Transcribe all records exactly.

start LISTED ENTRIES

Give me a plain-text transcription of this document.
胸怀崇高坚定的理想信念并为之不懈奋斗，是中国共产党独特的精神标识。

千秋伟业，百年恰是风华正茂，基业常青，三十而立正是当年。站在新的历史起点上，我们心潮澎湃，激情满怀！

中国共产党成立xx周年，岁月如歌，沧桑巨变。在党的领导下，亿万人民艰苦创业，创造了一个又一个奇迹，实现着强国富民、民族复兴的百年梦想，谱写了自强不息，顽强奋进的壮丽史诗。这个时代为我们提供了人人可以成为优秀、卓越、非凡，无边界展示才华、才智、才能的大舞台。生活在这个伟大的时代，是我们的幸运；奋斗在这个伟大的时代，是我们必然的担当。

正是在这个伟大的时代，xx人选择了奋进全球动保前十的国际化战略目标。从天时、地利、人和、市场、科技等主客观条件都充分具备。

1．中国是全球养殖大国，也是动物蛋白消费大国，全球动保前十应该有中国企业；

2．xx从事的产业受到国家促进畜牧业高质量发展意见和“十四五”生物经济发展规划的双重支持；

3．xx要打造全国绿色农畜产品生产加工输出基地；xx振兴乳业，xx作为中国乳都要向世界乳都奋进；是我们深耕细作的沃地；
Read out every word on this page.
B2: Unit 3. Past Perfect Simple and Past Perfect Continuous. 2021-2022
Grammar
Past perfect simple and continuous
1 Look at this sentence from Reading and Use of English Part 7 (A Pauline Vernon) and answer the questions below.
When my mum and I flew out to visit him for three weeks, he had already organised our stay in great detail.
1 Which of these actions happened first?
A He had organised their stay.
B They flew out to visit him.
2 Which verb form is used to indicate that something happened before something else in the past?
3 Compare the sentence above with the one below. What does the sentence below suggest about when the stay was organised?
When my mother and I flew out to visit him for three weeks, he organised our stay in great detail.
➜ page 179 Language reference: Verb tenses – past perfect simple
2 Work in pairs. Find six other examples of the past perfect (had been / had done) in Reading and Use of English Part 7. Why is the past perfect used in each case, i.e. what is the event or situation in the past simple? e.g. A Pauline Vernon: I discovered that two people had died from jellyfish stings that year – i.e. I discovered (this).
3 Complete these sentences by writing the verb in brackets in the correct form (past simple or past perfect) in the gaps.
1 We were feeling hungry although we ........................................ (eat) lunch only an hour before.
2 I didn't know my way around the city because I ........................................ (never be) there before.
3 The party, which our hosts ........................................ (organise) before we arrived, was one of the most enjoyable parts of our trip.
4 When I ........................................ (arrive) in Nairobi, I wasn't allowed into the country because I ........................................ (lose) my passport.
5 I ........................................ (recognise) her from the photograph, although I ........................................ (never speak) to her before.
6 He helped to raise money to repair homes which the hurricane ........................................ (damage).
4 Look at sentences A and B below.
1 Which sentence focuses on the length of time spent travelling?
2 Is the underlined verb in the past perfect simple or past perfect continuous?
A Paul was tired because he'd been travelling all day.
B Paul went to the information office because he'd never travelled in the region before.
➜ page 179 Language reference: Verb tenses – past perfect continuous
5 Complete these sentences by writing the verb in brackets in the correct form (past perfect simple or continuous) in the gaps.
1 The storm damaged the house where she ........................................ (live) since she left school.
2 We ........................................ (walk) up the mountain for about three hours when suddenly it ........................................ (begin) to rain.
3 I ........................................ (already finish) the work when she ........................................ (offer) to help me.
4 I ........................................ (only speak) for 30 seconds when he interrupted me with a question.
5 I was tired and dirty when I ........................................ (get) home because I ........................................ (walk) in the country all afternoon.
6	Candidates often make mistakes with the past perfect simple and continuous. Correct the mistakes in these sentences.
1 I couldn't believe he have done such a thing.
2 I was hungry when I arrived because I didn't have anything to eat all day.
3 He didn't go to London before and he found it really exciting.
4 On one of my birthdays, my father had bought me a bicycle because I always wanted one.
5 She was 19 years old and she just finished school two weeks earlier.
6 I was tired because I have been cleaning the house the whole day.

end LISTED ENTRIES

COMPLETE ANSWER:
Give me a plain-text transcription of this document.
胸怀崇高坚定的理想信念并为之不懈奋斗，是中国共产党独特的精神标识。

千秋伟业，百年恰是风华正茂，基业常青，三十而立正是当年。站在新的历史起点上，我们心潮澎湃，激情满怀！

中国共产党成立xx周年，岁月如歌，沧桑巨变。在党的领导下，亿万人民艰苦创业，创造了一个又一个奇迹，实现着强国富民、民族复兴的百年梦想，谱写了自强不息，顽强奋进的壮丽史诗。这个时代为我们提供了人人可以成为优秀、卓越、非凡，无边界展示才华、才智、才能的大舞台。生活在这个伟大的时代，是我们的幸运；奋斗在这个伟大的时代，是我们必然的担当。

正是在这个伟大的时代，xx人选择了奋进全球动保前十的国际化战略目标。从天时、地利、人和、市场、科技等主客观条件都充分具备。

1．中国是全球养殖大国，也是动物蛋白消费大国，全球动保前十应该有中国企业；

2．xx从事的产业受到国家促进畜牧业高质量发展意见和“十四五”生物经济发展规划的双重支持；

3．xx要打造全国绿色农畜产品生产加工输出基地；xx振兴乳业，xx作为中国乳都要向世界乳都奋进；是我们深耕细作的沃地；
Read out every word on this page.
B2: Unit 3. Past Perfect Simple and Past Perfect Continuous. 2021-2022
Grammar
Past perfect simple and continuous
1 Look at this sentence from Reading and Use of English Part 7 (A Pauline Vernon) and answer the questions below.
When my mum and I flew out to visit him for three weeks, he had already organised our stay in great detail.
1 Which of these actions happened first?
A He had organised their stay.
B They flew out to visit him.
2 Which verb form is used to indicate that something happened before something else in the past?
3 Compare the sentence above with the one below. What does the sentence below suggest about when the stay was organised?
When my mother and I flew out to visit him for three weeks, he organised our stay in great detail.
➜ page 179 Language reference: Verb tenses – past perfect simple
2 Work in pairs. Find six other examples of the past perfect (had been / had done) in Reading and Use of English Part 7. Why is the past perfect used in each case, i.e. what is the event or situation in the past simple? e.g. A Pauline Vernon: I discovered that two people had died from jellyfish stings that year – i.e. I discovered (this).
3 Complete these sentences by writing the verb in brackets in the correct form (past simple or past perfect) in the gaps.
1 We were feeling hungry although we ........................................ (eat) lunch only an hour before.
2 I didn't know my way around the city because I ........................................ (never be) there before.
3 The party, which our hosts ........................................ (organise) before we arrived, was one of the most enjoyable parts of our trip.
4 When I ........................................ (arrive) in Nairobi, I wasn't allowed into the country because I ........................................ (lose) my passport.
5 I ........................................ (recognise) her from the photograph, although I ........................................ (never speak) to her before.
6 He helped to raise money to repair homes which the hurricane ........................................ (damage).
4 Look at sentences A and B below.
1 Which sentence focuses on the length of time spent travelling?
2 Is the underlined verb in the past perfect simple or past perfect continuous?
A Paul was tired because he'd been travelling all day.
B Paul went to the information office because he'd never travelled in the region before.
➜ page 179 Language reference: Verb tenses – past perfect continuous
5 Complete these sentences by writing the verb in brackets in the correct form (past perfect simple or continuous) in the gaps.
1 The storm damaged the house where she ........................................ (live) since she left school.
2 We ........................................ (walk) up the mountain for about three hours when suddenly it ........................................ (begin) to rain.
3 I ........................................ (already finish) the work when she ........................................ (offer) to help me.
4 I ........................................ (only speak) for 30 seconds when he interrupted me with a question.
5 I was tired and dirty when I ........................................ (get) home because I ........................................ (walk) in the country all afternoon.
6	Candidates often make mistakes with the past perfect simple and continuous. Correct the mistakes in these sentences.
1 I couldn't believe he have done such a thing.
2 I was hungry when I arrived because I didn't have anything to eat all day.
3 He didn't go to London before and he found it really exciting.
4 On one of my birthdays, my father had bought me a bicycle because I always wanted one.
5 She was 19 years old and she just finished school two weeks earlier.
6 I was tired because I have been cleaning the house the whole day.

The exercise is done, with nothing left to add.